(RECORDS SHOWN):
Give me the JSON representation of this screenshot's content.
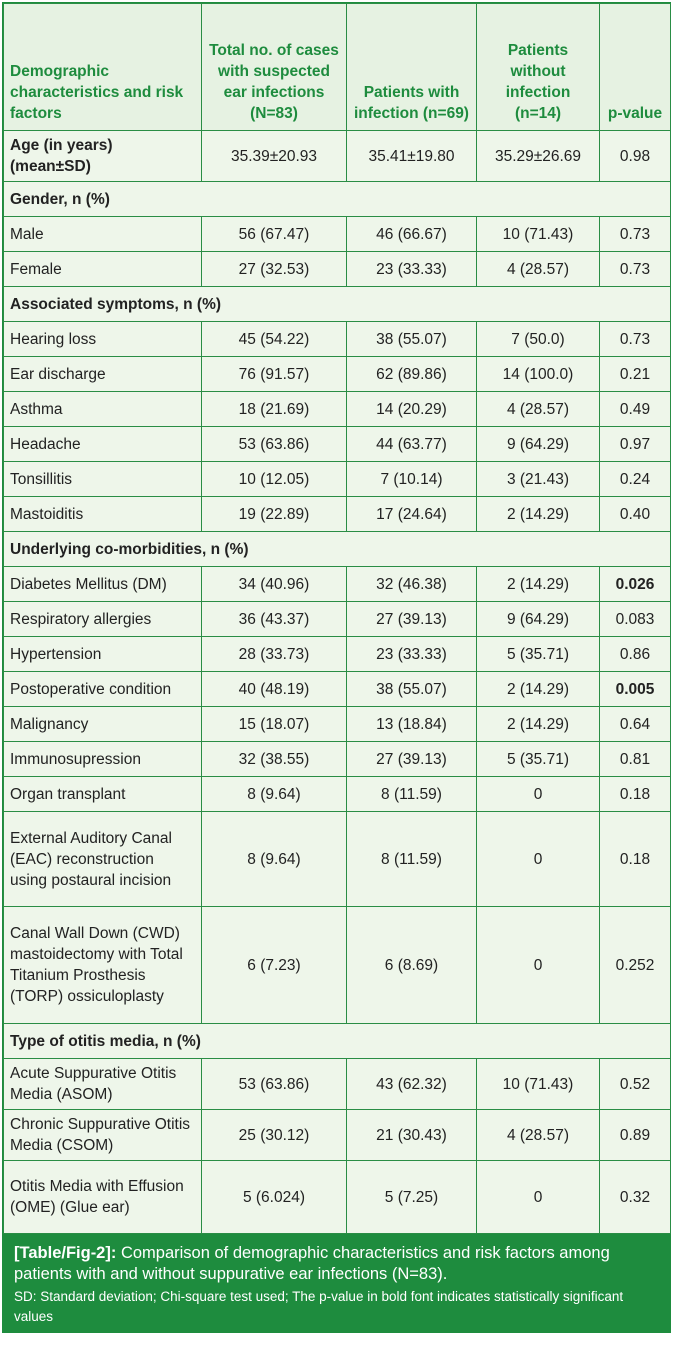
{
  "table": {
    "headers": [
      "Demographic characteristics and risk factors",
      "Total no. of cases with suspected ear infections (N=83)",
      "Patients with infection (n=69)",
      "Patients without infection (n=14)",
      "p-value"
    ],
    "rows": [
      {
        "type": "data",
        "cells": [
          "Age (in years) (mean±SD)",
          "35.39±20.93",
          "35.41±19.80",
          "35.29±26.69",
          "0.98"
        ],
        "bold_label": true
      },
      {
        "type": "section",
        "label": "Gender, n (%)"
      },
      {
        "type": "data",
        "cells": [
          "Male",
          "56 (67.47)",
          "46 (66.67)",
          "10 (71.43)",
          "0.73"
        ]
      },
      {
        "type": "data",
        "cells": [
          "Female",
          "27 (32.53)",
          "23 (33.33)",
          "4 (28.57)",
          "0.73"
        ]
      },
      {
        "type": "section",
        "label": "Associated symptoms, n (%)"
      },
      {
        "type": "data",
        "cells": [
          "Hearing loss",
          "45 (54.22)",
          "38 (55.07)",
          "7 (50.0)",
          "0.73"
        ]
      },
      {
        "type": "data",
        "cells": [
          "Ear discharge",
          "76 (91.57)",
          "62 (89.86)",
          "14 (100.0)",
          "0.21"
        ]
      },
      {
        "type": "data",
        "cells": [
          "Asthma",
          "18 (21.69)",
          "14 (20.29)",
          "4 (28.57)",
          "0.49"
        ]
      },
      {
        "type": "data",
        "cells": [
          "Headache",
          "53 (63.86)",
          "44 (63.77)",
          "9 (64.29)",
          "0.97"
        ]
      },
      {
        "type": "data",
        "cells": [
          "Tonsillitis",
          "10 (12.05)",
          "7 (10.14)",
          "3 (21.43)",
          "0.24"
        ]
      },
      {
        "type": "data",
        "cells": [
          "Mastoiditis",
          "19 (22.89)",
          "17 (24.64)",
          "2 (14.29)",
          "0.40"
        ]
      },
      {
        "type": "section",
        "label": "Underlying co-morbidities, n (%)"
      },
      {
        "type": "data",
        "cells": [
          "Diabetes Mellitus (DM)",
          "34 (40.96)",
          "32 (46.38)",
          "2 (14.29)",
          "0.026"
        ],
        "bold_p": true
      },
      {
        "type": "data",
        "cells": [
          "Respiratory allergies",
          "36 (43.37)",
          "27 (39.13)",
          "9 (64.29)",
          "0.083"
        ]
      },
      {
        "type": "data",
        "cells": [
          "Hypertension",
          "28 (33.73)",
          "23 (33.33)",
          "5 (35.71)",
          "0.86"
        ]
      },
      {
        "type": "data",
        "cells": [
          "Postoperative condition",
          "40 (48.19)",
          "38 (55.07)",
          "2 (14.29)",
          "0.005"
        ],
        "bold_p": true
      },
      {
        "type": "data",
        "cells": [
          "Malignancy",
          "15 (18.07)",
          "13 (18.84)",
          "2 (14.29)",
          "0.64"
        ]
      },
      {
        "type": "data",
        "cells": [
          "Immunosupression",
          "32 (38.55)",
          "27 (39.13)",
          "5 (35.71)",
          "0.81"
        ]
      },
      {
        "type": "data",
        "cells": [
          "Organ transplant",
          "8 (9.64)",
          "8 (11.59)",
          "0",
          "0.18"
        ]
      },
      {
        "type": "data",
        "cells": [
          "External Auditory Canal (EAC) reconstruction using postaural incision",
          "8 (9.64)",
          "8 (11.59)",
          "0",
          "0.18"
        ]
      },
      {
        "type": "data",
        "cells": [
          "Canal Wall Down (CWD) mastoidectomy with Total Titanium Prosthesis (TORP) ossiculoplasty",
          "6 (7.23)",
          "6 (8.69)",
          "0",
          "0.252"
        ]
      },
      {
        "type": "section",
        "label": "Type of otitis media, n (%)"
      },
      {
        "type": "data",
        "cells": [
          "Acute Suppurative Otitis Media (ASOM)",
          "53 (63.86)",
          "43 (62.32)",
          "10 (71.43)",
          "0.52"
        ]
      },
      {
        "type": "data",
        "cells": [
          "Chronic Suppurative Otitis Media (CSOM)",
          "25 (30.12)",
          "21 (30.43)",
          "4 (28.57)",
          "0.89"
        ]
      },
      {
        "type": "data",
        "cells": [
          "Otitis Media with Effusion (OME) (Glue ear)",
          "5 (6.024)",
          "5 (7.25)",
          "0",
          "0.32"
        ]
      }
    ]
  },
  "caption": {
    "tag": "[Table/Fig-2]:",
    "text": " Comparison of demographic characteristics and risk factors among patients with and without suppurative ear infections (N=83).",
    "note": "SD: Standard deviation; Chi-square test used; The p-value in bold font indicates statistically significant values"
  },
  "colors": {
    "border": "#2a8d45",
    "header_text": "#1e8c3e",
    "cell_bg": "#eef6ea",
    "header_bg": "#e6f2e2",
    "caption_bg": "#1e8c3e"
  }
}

(EXERCISE PROMPT): From the records, copy out each line that includes the string "without".

(THE COMPLETED TASK):
      "Patients without infection (n=14)",
    "text": " Comparison of demographic characteristics and risk factors among patients with and without suppurative ear infections (N=83).",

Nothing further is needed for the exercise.